§ WORK INSTRUCTIONS: Every record below should appear in your answer, copied exactly.

== DATA EXTRACTS

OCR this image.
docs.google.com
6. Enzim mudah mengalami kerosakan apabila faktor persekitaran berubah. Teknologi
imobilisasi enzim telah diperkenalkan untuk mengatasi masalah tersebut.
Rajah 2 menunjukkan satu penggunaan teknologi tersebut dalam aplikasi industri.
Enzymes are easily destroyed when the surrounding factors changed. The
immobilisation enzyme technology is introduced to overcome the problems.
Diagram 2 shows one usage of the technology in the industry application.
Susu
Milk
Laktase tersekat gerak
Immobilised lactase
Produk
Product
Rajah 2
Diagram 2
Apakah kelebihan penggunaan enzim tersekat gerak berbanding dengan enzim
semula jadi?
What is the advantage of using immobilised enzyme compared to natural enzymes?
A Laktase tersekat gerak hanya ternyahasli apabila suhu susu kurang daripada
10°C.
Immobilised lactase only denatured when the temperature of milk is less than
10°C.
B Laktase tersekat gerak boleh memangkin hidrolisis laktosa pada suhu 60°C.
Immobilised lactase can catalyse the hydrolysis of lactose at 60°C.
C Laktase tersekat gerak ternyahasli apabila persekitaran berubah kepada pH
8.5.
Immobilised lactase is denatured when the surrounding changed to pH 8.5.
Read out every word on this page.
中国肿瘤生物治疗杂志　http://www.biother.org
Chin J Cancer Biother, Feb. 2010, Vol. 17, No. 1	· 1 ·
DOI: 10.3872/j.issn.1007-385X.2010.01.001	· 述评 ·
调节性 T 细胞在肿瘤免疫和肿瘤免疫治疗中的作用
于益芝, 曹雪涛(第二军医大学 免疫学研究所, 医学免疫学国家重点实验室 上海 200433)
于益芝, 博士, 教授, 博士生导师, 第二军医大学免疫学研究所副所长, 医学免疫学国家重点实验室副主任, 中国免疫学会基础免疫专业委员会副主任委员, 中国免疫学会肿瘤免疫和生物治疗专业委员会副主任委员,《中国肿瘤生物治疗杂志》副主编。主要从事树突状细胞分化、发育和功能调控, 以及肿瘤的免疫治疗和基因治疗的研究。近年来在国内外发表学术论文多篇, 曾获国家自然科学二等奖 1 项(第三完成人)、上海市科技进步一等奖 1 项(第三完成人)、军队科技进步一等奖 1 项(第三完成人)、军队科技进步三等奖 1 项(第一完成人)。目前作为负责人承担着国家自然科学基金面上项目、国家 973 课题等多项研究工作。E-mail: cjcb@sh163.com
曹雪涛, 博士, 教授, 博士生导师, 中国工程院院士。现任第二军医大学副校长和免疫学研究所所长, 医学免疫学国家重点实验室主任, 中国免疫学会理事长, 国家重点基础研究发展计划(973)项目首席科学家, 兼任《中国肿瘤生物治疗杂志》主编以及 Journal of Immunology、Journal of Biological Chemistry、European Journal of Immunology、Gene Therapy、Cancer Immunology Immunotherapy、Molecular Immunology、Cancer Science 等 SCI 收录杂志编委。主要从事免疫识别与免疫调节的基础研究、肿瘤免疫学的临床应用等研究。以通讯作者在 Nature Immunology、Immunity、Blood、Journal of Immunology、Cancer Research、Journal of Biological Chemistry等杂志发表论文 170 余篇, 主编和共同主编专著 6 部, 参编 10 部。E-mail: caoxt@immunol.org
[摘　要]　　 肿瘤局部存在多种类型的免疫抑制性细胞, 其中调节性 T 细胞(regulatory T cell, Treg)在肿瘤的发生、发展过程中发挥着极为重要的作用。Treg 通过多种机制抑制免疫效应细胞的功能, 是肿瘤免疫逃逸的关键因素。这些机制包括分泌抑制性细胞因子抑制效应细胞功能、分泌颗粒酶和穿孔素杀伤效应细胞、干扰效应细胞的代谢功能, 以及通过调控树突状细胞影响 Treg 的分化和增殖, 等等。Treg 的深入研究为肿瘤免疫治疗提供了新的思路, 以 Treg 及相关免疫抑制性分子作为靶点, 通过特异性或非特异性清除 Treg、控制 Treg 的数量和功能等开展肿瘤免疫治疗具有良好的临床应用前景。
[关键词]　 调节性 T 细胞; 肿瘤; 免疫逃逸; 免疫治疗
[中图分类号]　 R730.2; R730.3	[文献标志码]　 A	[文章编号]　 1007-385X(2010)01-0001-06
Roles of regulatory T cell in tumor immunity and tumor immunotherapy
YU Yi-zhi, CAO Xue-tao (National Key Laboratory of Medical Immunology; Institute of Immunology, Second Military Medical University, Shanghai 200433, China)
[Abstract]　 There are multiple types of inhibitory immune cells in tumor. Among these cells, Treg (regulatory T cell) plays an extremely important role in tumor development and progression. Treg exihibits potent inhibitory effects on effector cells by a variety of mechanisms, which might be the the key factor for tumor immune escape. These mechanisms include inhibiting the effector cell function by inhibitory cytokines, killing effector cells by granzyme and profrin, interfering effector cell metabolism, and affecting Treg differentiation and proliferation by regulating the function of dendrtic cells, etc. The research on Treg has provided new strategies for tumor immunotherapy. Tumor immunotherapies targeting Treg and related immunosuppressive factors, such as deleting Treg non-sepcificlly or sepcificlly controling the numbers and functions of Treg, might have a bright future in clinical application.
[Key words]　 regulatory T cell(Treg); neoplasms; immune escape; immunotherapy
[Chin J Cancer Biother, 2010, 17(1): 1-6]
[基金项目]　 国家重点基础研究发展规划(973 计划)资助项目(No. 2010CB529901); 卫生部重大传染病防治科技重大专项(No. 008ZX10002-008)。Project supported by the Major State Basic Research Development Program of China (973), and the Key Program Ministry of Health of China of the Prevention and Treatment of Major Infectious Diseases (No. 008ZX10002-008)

====

§ OUTPUT BELOW:
OCR this image.
docs.google.com
6. Enzim mudah mengalami kerosakan apabila faktor persekitaran berubah. Teknologi
imobilisasi enzim telah diperkenalkan untuk mengatasi masalah tersebut.
Rajah 2 menunjukkan satu penggunaan teknologi tersebut dalam aplikasi industri.
Enzymes are easily destroyed when the surrounding factors changed. The
immobilisation enzyme technology is introduced to overcome the problems.
Diagram 2 shows one usage of the technology in the industry application.
Susu
Milk
Laktase tersekat gerak
Immobilised lactase
Produk
Product
Rajah 2
Diagram 2
Apakah kelebihan penggunaan enzim tersekat gerak berbanding dengan enzim
semula jadi?
What is the advantage of using immobilised enzyme compared to natural enzymes?
A Laktase tersekat gerak hanya ternyahasli apabila suhu susu kurang daripada
10°C.
Immobilised lactase only denatured when the temperature of milk is less than
10°C.
B Laktase tersekat gerak boleh memangkin hidrolisis laktosa pada suhu 60°C.
Immobilised lactase can catalyse the hydrolysis of lactose at 60°C.
C Laktase tersekat gerak ternyahasli apabila persekitaran berubah kepada pH
8.5.
Immobilised lactase is denatured when the surrounding changed to pH 8.5.
Read out every word on this page.
中国肿瘤生物治疗杂志　http://www.biother.org
Chin J Cancer Biother, Feb. 2010, Vol. 17, No. 1	· 1 ·
DOI: 10.3872/j.issn.1007-385X.2010.01.001	· 述评 ·
调节性 T 细胞在肿瘤免疫和肿瘤免疫治疗中的作用
于益芝, 曹雪涛(第二军医大学 免疫学研究所, 医学免疫学国家重点实验室 上海 200433)
于益芝, 博士, 教授, 博士生导师, 第二军医大学免疫学研究所副所长, 医学免疫学国家重点实验室副主任, 中国免疫学会基础免疫专业委员会副主任委员, 中国免疫学会肿瘤免疫和生物治疗专业委员会副主任委员,《中国肿瘤生物治疗杂志》副主编。主要从事树突状细胞分化、发育和功能调控, 以及肿瘤的免疫治疗和基因治疗的研究。近年来在国内外发表学术论文多篇, 曾获国家自然科学二等奖 1 项(第三完成人)、上海市科技进步一等奖 1 项(第三完成人)、军队科技进步一等奖 1 项(第三完成人)、军队科技进步三等奖 1 项(第一完成人)。目前作为负责人承担着国家自然科学基金面上项目、国家 973 课题等多项研究工作。E-mail: cjcb@sh163.com
曹雪涛, 博士, 教授, 博士生导师, 中国工程院院士。现任第二军医大学副校长和免疫学研究所所长, 医学免疫学国家重点实验室主任, 中国免疫学会理事长, 国家重点基础研究发展计划(973)项目首席科学家, 兼任《中国肿瘤生物治疗杂志》主编以及 Journal of Immunology、Journal of Biological Chemistry、European Journal of Immunology、Gene Therapy、Cancer Immunology Immunotherapy、Molecular Immunology、Cancer Science 等 SCI 收录杂志编委。主要从事免疫识别与免疫调节的基础研究、肿瘤免疫学的临床应用等研究。以通讯作者在 Nature Immunology、Immunity、Blood、Journal of Immunology、Cancer Research、Journal of Biological Chemistry等杂志发表论文 170 余篇, 主编和共同主编专著 6 部, 参编 10 部。E-mail: caoxt@immunol.org
[摘　要]　　 肿瘤局部存在多种类型的免疫抑制性细胞, 其中调节性 T 细胞(regulatory T cell, Treg)在肿瘤的发生、发展过程中发挥着极为重要的作用。Treg 通过多种机制抑制免疫效应细胞的功能, 是肿瘤免疫逃逸的关键因素。这些机制包括分泌抑制性细胞因子抑制效应细胞功能、分泌颗粒酶和穿孔素杀伤效应细胞、干扰效应细胞的代谢功能, 以及通过调控树突状细胞影响 Treg 的分化和增殖, 等等。Treg 的深入研究为肿瘤免疫治疗提供了新的思路, 以 Treg 及相关免疫抑制性分子作为靶点, 通过特异性或非特异性清除 Treg、控制 Treg 的数量和功能等开展肿瘤免疫治疗具有良好的临床应用前景。
[关键词]　 调节性 T 细胞; 肿瘤; 免疫逃逸; 免疫治疗
[中图分类号]　 R730.2; R730.3	[文献标志码]　 A	[文章编号]　 1007-385X(2010)01-0001-06
Roles of regulatory T cell in tumor immunity and tumor immunotherapy
YU Yi-zhi, CAO Xue-tao (National Key Laboratory of Medical Immunology; Institute of Immunology, Second Military Medical University, Shanghai 200433, China)
[Abstract]　 There are multiple types of inhibitory immune cells in tumor. Among these cells, Treg (regulatory T cell) plays an extremely important role in tumor development and progression. Treg exihibits potent inhibitory effects on effector cells by a variety of mechanisms, which might be the the key factor for tumor immune escape. These mechanisms include inhibiting the effector cell function by inhibitory cytokines, killing effector cells by granzyme and profrin, interfering effector cell metabolism, and affecting Treg differentiation and proliferation by regulating the function of dendrtic cells, etc. The research on Treg has provided new strategies for tumor immunotherapy. Tumor immunotherapies targeting Treg and related immunosuppressive factors, such as deleting Treg non-sepcificlly or sepcificlly controling the numbers and functions of Treg, might have a bright future in clinical application.
[Key words]　 regulatory T cell(Treg); neoplasms; immune escape; immunotherapy
[Chin J Cancer Biother, 2010, 17(1): 1-6]
[基金项目]　 国家重点基础研究发展规划(973 计划)资助项目(No. 2010CB529901); 卫生部重大传染病防治科技重大专项(No. 008ZX10002-008)。Project supported by the Major State Basic Research Development Program of China (973), and the Key Program Ministry of Health of China of the Prevention and Treatment of Major Infectious Diseases (No. 008ZX10002-008)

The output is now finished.